## [Exercise]
Give only the number of lines where "system" occurs.

Stored data entries:
###
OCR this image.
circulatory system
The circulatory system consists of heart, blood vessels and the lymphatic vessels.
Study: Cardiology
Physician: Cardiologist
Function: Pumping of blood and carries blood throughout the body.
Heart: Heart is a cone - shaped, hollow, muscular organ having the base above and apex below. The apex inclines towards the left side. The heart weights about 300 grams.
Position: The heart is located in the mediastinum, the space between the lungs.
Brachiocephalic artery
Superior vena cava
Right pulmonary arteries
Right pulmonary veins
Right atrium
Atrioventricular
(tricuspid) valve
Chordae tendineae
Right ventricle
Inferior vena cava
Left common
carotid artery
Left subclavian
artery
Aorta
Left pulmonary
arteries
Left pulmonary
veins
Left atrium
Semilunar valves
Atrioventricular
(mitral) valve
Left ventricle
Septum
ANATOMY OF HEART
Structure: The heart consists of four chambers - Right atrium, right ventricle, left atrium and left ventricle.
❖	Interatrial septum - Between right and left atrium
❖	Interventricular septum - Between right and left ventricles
###
## [Answer to the exercise]
2